_Data for this task_:
====================

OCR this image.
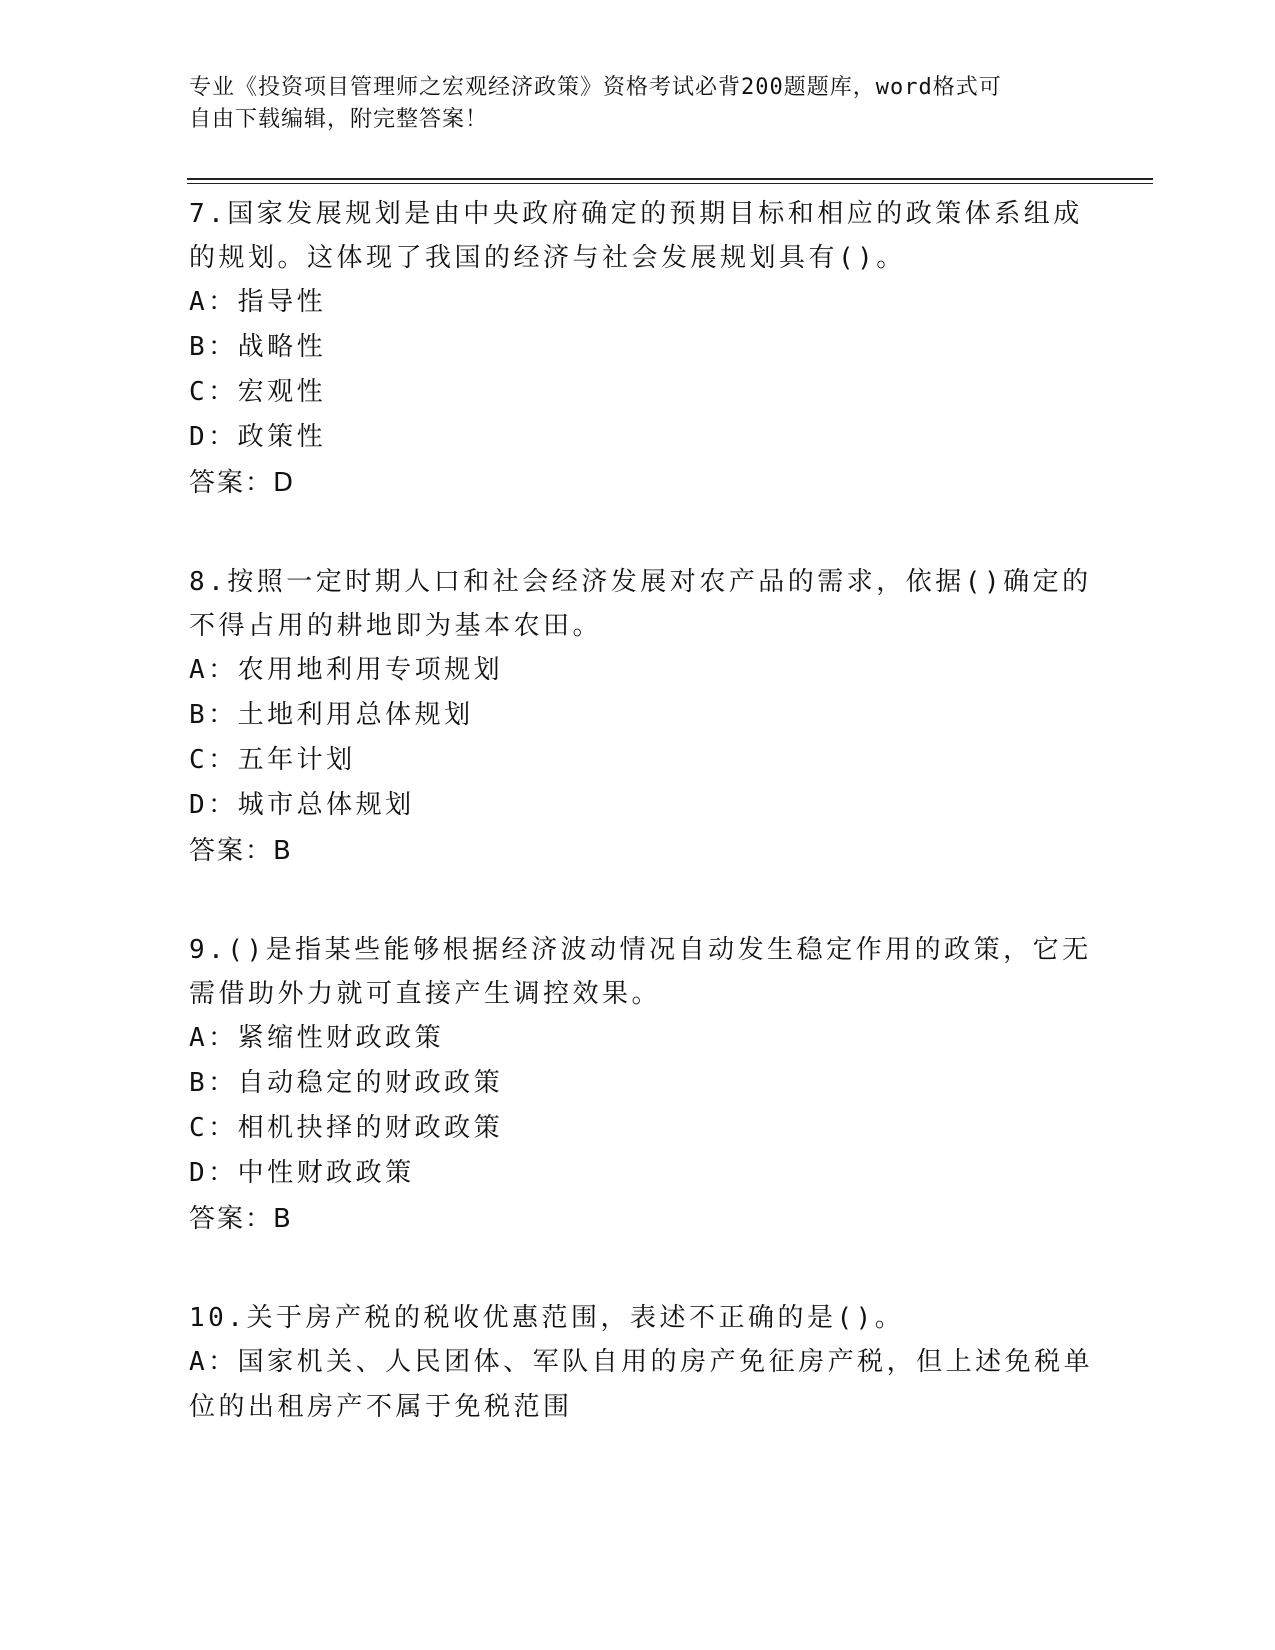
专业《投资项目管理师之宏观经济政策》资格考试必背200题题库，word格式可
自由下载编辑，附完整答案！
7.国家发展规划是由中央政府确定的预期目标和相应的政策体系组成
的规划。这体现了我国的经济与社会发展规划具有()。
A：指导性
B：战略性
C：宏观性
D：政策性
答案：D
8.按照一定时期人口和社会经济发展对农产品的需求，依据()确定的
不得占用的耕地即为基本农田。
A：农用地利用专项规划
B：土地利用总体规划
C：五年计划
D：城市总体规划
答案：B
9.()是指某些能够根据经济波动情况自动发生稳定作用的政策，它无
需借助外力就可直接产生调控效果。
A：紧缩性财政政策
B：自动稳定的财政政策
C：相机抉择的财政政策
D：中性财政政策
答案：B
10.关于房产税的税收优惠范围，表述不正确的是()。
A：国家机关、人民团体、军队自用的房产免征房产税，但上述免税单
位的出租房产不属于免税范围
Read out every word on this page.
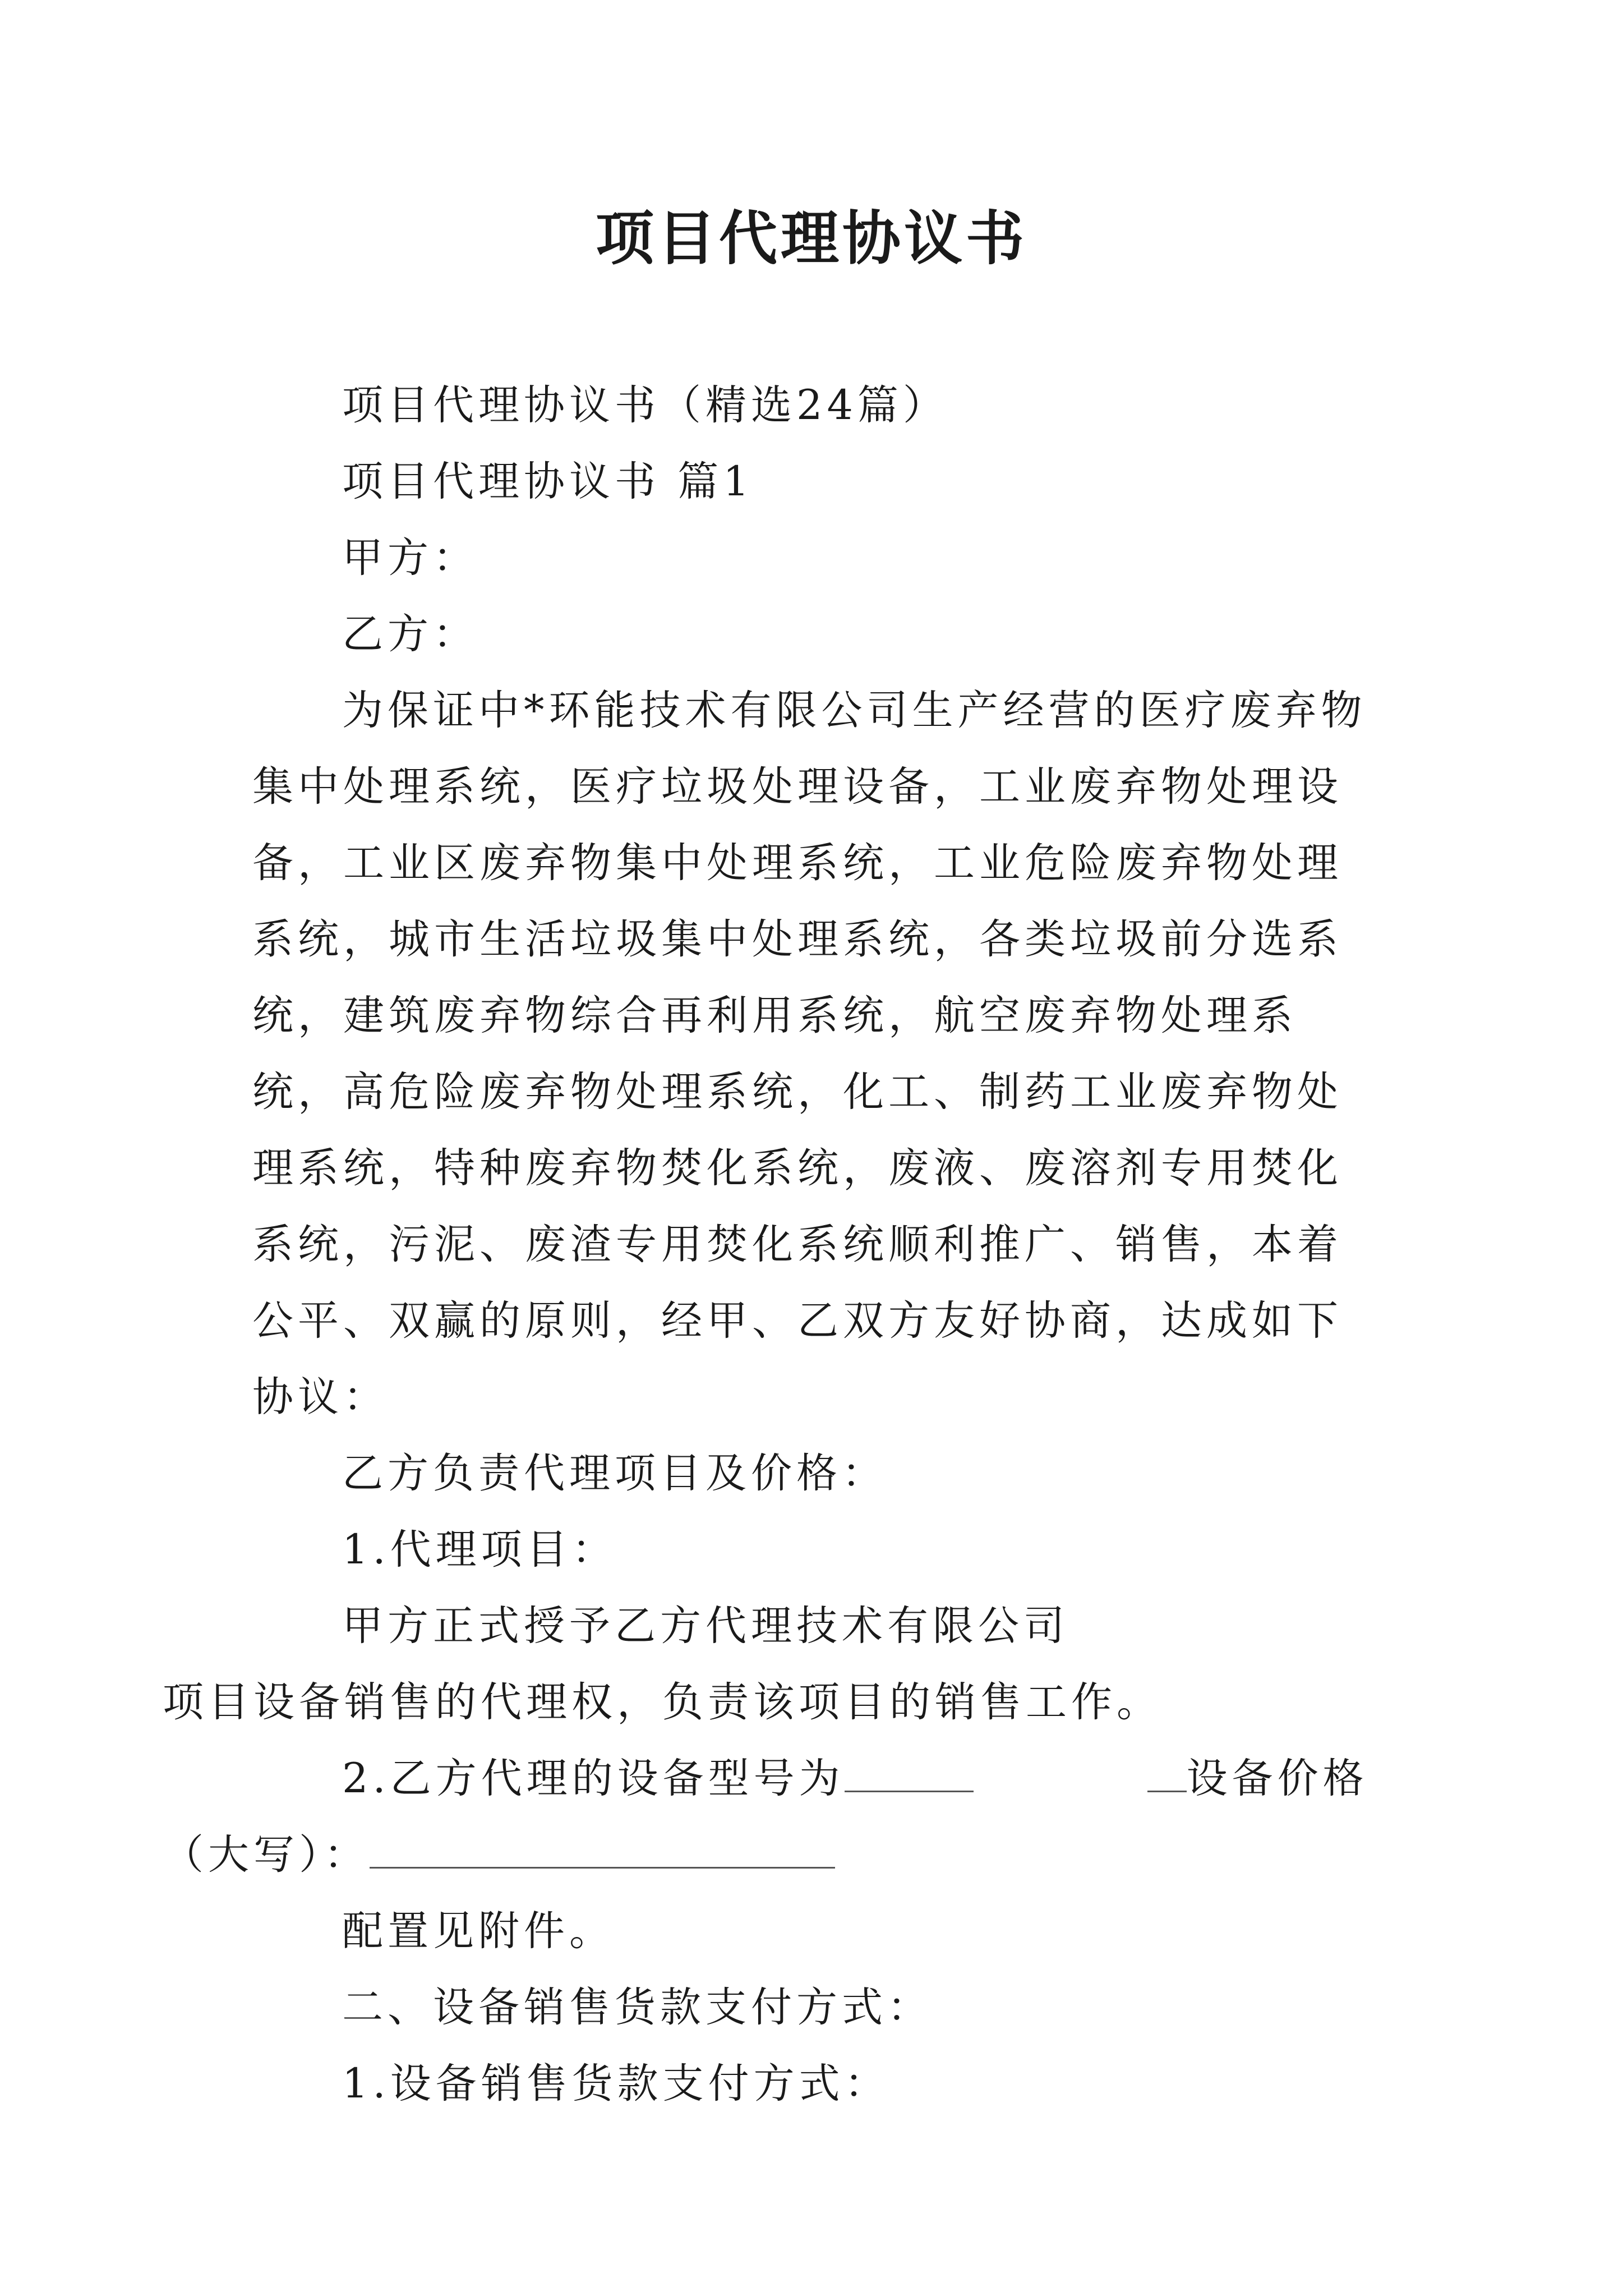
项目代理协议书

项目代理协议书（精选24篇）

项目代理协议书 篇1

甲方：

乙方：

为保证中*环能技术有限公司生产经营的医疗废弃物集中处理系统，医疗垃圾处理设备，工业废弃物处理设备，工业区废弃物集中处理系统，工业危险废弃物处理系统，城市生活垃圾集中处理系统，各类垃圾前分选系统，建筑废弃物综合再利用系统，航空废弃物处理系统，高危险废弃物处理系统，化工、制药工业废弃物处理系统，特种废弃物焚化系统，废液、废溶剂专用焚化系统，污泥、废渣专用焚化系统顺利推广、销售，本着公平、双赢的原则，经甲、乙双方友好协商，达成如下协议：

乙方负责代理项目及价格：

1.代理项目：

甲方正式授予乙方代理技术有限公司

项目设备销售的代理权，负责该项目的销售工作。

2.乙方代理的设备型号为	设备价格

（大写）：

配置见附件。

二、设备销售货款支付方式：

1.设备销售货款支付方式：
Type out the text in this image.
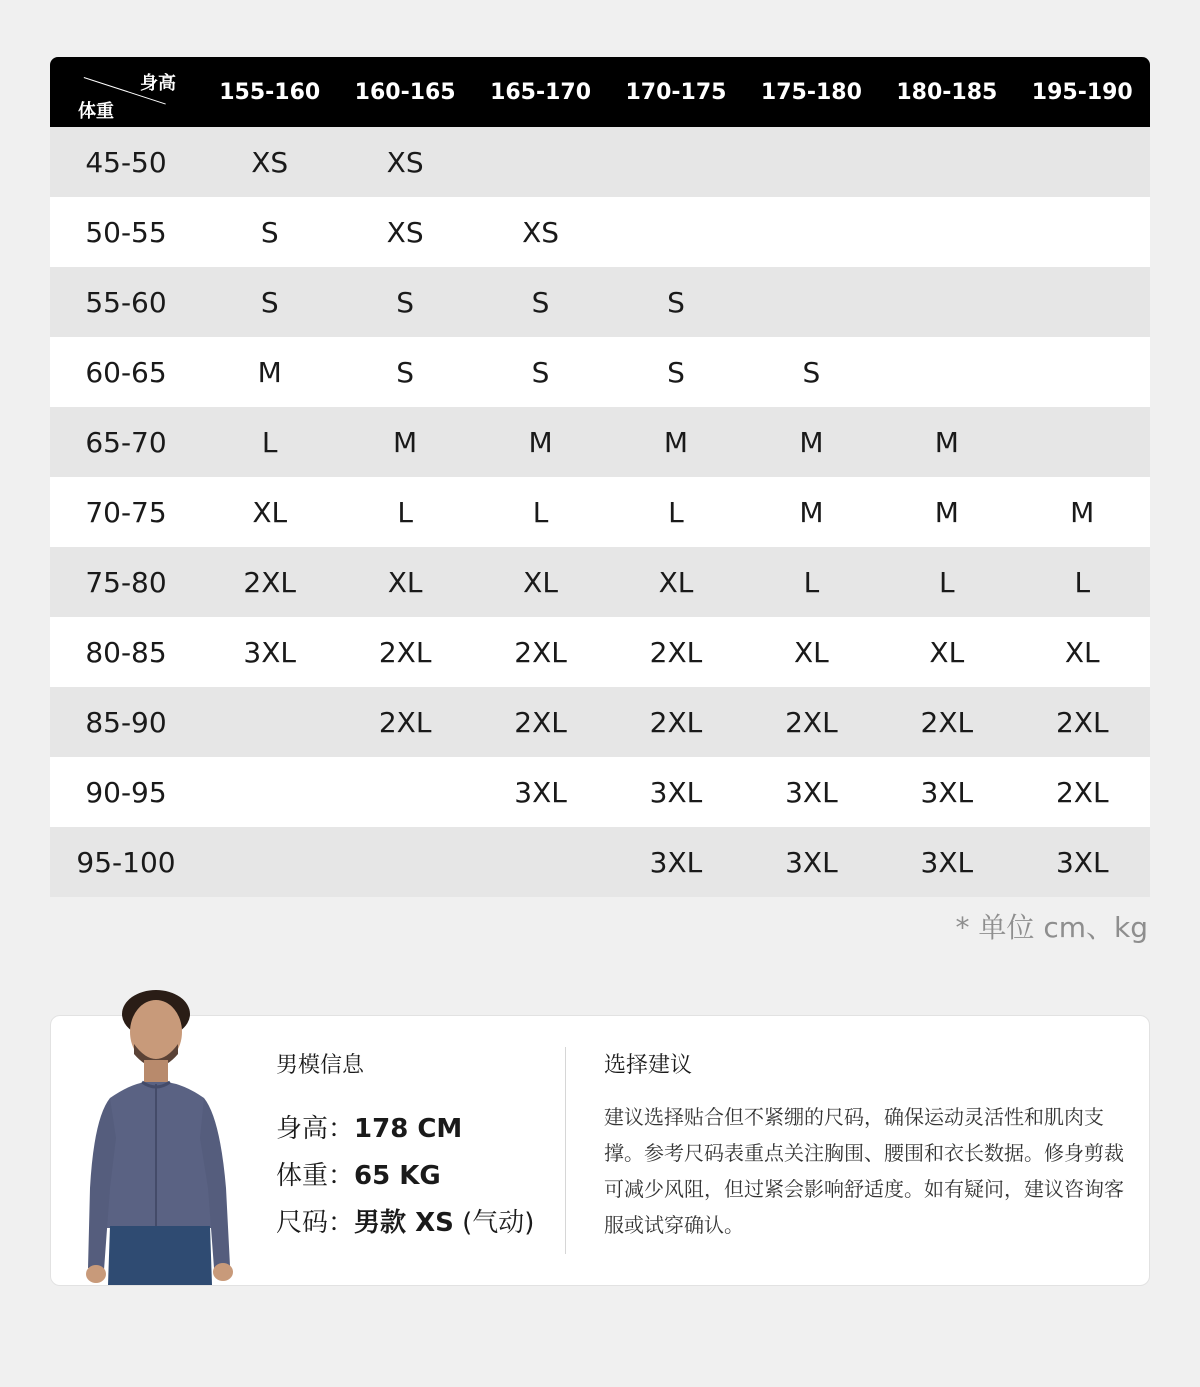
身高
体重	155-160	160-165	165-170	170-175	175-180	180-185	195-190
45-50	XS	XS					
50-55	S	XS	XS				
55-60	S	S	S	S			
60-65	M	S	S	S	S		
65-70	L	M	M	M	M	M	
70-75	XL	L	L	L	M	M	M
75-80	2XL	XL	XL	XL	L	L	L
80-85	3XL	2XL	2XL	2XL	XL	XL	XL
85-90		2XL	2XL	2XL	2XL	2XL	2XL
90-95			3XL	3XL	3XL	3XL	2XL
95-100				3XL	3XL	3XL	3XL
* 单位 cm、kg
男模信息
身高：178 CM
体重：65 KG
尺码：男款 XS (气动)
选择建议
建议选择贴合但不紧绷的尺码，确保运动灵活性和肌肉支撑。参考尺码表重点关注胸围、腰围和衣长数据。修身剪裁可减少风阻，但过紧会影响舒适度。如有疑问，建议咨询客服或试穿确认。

====================

_Work to do_: Show all lines in the entries above where the word "image" appears.

_Reply to the task_:
OCR this image.
Type out the text in this image.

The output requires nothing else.